What to work on: Reproduce each of the entries below verbatim, line for line, without altering any character.

Stored rows:
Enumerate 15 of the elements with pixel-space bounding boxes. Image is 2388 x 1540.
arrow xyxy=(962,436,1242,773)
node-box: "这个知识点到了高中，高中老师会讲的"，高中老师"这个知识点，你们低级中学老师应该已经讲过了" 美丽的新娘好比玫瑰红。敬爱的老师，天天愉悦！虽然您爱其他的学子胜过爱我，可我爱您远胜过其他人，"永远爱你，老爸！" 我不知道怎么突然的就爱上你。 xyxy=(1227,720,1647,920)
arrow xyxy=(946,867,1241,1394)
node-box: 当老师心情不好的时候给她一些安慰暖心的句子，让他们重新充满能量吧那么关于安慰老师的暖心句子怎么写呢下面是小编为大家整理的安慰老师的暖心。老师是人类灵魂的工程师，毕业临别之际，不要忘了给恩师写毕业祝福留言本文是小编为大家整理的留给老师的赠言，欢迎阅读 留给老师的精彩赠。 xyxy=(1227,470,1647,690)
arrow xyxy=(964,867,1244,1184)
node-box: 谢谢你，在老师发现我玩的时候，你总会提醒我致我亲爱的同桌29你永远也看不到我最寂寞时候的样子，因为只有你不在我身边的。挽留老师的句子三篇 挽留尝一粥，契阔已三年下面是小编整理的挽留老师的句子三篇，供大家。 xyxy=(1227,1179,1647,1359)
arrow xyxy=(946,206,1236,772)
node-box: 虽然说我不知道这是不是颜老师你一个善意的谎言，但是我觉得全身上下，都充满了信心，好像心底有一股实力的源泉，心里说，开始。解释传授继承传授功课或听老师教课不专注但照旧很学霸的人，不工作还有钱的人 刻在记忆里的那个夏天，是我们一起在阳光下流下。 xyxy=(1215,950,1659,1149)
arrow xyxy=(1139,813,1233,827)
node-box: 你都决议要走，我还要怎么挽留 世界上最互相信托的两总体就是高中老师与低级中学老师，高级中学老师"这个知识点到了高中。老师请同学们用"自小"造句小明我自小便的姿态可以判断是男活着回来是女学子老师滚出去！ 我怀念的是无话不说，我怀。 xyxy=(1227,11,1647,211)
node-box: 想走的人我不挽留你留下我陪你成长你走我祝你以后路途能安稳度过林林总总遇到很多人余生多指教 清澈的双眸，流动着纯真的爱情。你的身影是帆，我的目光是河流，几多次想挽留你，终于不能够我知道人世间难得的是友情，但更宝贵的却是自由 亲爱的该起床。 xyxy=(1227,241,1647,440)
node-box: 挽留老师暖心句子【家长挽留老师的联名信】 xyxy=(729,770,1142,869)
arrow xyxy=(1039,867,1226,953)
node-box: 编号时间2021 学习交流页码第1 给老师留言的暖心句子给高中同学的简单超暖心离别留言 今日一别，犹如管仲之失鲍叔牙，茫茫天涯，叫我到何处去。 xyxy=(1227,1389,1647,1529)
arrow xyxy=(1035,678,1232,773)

Answer in full:
Enumerate 15 of the elements with pixel-space bounding boxes. Image is 2388 x 1540.
arrow xyxy=(962,436,1242,773)
node-box: "这个知识点到了高中，高中老师会讲的"，高中老师"这个知识点，你们低级中学老师应该已经讲过了" 美丽的新娘好比玫瑰红。敬爱的老师，天天愉悦！虽然您爱其他的学子胜过爱我，可我爱您远胜过其他人，"永远爱你，老爸！" 我不知道怎么突然的就爱上你。 xyxy=(1227,720,1647,920)
arrow xyxy=(946,867,1241,1394)
node-box: 当老师心情不好的时候给她一些安慰暖心的句子，让他们重新充满能量吧那么关于安慰老师的暖心句子怎么写呢下面是小编为大家整理的安慰老师的暖心。老师是人类灵魂的工程师，毕业临别之际，不要忘了给恩师写毕业祝福留言本文是小编为大家整理的留给老师的赠言，欢迎阅读 留给老师的精彩赠。 xyxy=(1227,470,1647,690)
arrow xyxy=(964,867,1244,1184)
node-box: 谢谢你，在老师发现我玩的时候，你总会提醒我致我亲爱的同桌29你永远也看不到我最寂寞时候的样子，因为只有你不在我身边的。挽留老师的句子三篇 挽留尝一粥，契阔已三年下面是小编整理的挽留老师的句子三篇，供大家。 xyxy=(1227,1179,1647,1359)
arrow xyxy=(946,206,1236,772)
node-box: 虽然说我不知道这是不是颜老师你一个善意的谎言，但是我觉得全身上下，都充满了信心，好像心底有一股实力的源泉，心里说，开始。解释传授继承传授功课或听老师教课不专注但照旧很学霸的人，不工作还有钱的人 刻在记忆里的那个夏天，是我们一起在阳光下流下。 xyxy=(1215,950,1659,1149)
arrow xyxy=(1139,813,1233,827)
node-box: 你都决议要走，我还要怎么挽留 世界上最互相信托的两总体就是高中老师与低级中学老师，高级中学老师"这个知识点到了高中。老师请同学们用"自小"造句小明我自小便的姿态可以判断是男活着回来是女学子老师滚出去！ 我怀念的是无话不说，我怀。 xyxy=(1227,11,1647,211)
node-box: 想走的人我不挽留你留下我陪你成长你走我祝你以后路途能安稳度过林林总总遇到很多人余生多指教 清澈的双眸，流动着纯真的爱情。你的身影是帆，我的目光是河流，几多次想挽留你，终于不能够我知道人世间难得的是友情，但更宝贵的却是自由 亲爱的该起床。 xyxy=(1227,241,1647,440)
node-box: 挽留老师暖心句子【家长挽留老师的联名信】 xyxy=(729,770,1142,869)
arrow xyxy=(1039,867,1226,953)
node-box: 编号时间2021 学习交流页码第1 给老师留言的暖心句子给高中同学的简单超暖心离别留言 今日一别，犹如管仲之失鲍叔牙，茫茫天涯，叫我到何处去。 xyxy=(1227,1389,1647,1529)
arrow xyxy=(1035,678,1232,773)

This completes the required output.